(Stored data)
# # #
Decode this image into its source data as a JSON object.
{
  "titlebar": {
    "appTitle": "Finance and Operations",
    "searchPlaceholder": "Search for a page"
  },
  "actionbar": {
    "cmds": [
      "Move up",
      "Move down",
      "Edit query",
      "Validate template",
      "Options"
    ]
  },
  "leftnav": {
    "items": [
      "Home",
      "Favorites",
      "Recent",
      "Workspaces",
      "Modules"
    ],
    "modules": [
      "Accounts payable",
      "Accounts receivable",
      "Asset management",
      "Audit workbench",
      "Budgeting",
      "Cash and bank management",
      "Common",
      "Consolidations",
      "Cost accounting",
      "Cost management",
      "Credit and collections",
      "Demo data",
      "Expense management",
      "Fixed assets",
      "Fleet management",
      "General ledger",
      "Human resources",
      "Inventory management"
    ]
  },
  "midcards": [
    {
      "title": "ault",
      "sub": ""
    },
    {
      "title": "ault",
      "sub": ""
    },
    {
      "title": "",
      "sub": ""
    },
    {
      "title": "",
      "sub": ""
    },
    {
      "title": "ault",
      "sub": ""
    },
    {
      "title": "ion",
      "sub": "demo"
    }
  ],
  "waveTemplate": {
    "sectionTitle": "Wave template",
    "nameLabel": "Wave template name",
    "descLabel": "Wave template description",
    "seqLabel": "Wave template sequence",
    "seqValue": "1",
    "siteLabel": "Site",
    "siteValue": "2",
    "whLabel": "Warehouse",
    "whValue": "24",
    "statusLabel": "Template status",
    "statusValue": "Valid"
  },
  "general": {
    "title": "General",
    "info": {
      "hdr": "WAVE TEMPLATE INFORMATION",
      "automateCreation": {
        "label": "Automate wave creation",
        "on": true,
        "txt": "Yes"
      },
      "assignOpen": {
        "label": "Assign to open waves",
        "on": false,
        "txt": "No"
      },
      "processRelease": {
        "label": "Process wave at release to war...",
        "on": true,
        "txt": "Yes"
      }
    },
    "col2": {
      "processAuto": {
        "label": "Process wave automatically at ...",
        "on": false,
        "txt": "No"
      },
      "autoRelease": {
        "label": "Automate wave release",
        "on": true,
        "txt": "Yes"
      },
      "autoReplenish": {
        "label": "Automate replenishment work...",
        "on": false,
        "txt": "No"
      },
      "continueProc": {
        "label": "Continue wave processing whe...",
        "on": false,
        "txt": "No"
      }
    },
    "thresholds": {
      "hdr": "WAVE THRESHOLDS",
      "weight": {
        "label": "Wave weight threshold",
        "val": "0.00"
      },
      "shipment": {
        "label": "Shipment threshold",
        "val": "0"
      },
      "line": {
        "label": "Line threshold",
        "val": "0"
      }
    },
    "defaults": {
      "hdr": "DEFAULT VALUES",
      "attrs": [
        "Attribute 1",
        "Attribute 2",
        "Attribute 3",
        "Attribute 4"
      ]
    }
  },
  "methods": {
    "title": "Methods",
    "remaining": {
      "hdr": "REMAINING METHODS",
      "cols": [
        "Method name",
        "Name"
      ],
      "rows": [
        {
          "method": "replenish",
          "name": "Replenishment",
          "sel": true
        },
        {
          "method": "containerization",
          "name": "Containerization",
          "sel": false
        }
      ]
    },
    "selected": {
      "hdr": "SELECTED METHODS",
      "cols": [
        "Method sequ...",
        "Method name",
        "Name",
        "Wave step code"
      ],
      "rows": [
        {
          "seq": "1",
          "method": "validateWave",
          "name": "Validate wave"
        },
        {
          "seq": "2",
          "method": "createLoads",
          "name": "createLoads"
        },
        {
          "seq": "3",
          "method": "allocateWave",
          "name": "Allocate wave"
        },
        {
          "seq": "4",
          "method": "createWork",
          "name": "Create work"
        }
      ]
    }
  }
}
# # #
Problem statement – Print again each line of the listing above, exactly as it appears.

Problem solution –
Decode this image into its source data as a JSON object.
{
  "titlebar": {
    "appTitle": "Finance and Operations",
    "searchPlaceholder": "Search for a page"
  },
  "actionbar": {
    "cmds": [
      "Move up",
      "Move down",
      "Edit query",
      "Validate template",
      "Options"
    ]
  },
  "leftnav": {
    "items": [
      "Home",
      "Favorites",
      "Recent",
      "Workspaces",
      "Modules"
    ],
    "modules": [
      "Accounts payable",
      "Accounts receivable",
      "Asset management",
      "Audit workbench",
      "Budgeting",
      "Cash and bank management",
      "Common",
      "Consolidations",
      "Cost accounting",
      "Cost management",
      "Credit and collections",
      "Demo data",
      "Expense management",
      "Fixed assets",
      "Fleet management",
      "General ledger",
      "Human resources",
      "Inventory management"
    ]
  },
  "midcards": [
    {
      "title": "ault",
      "sub": ""
    },
    {
      "title": "ault",
      "sub": ""
    },
    {
      "title": "",
      "sub": ""
    },
    {
      "title": "",
      "sub": ""
    },
    {
      "title": "ault",
      "sub": ""
    },
    {
      "title": "ion",
      "sub": "demo"
    }
  ],
  "waveTemplate": {
    "sectionTitle": "Wave template",
    "nameLabel": "Wave template name",
    "descLabel": "Wave template description",
    "seqLabel": "Wave template sequence",
    "seqValue": "1",
    "siteLabel": "Site",
    "siteValue": "2",
    "whLabel": "Warehouse",
    "whValue": "24",
    "statusLabel": "Template status",
    "statusValue": "Valid"
  },
  "general": {
    "title": "General",
    "info": {
      "hdr": "WAVE TEMPLATE INFORMATION",
      "automateCreation": {
        "label": "Automate wave creation",
        "on": true,
        "txt": "Yes"
      },
      "assignOpen": {
        "label": "Assign to open waves",
        "on": false,
        "txt": "No"
      },
      "processRelease": {
        "label": "Process wave at release to war...",
        "on": true,
        "txt": "Yes"
      }
    },
    "col2": {
      "processAuto": {
        "label": "Process wave automatically at ...",
        "on": false,
        "txt": "No"
      },
      "autoRelease": {
        "label": "Automate wave release",
        "on": true,
        "txt": "Yes"
      },
      "autoReplenish": {
        "label": "Automate replenishment work...",
        "on": false,
        "txt": "No"
      },
      "continueProc": {
        "label": "Continue wave processing whe...",
        "on": false,
        "txt": "No"
      }
    },
    "thresholds": {
      "hdr": "WAVE THRESHOLDS",
      "weight": {
        "label": "Wave weight threshold",
        "val": "0.00"
      },
      "shipment": {
        "label": "Shipment threshold",
        "val": "0"
      },
      "line": {
        "label": "Line threshold",
        "val": "0"
      }
    },
    "defaults": {
      "hdr": "DEFAULT VALUES",
      "attrs": [
        "Attribute 1",
        "Attribute 2",
        "Attribute 3",
        "Attribute 4"
      ]
    }
  },
  "methods": {
    "title": "Methods",
    "remaining": {
      "hdr": "REMAINING METHODS",
      "cols": [
        "Method name",
        "Name"
      ],
      "rows": [
        {
          "method": "replenish",
          "name": "Replenishment",
          "sel": true
        },
        {
          "method": "containerization",
          "name": "Containerization",
          "sel": false
        }
      ]
    },
    "selected": {
      "hdr": "SELECTED METHODS",
      "cols": [
        "Method sequ...",
        "Method name",
        "Name",
        "Wave step code"
      ],
      "rows": [
        {
          "seq": "1",
          "method": "validateWave",
          "name": "Validate wave"
        },
        {
          "seq": "2",
          "method": "createLoads",
          "name": "createLoads"
        },
        {
          "seq": "3",
          "method": "allocateWave",
          "name": "Allocate wave"
        },
        {
          "seq": "4",
          "method": "createWork",
          "name": "Create work"
        }
      ]
    }
  }
}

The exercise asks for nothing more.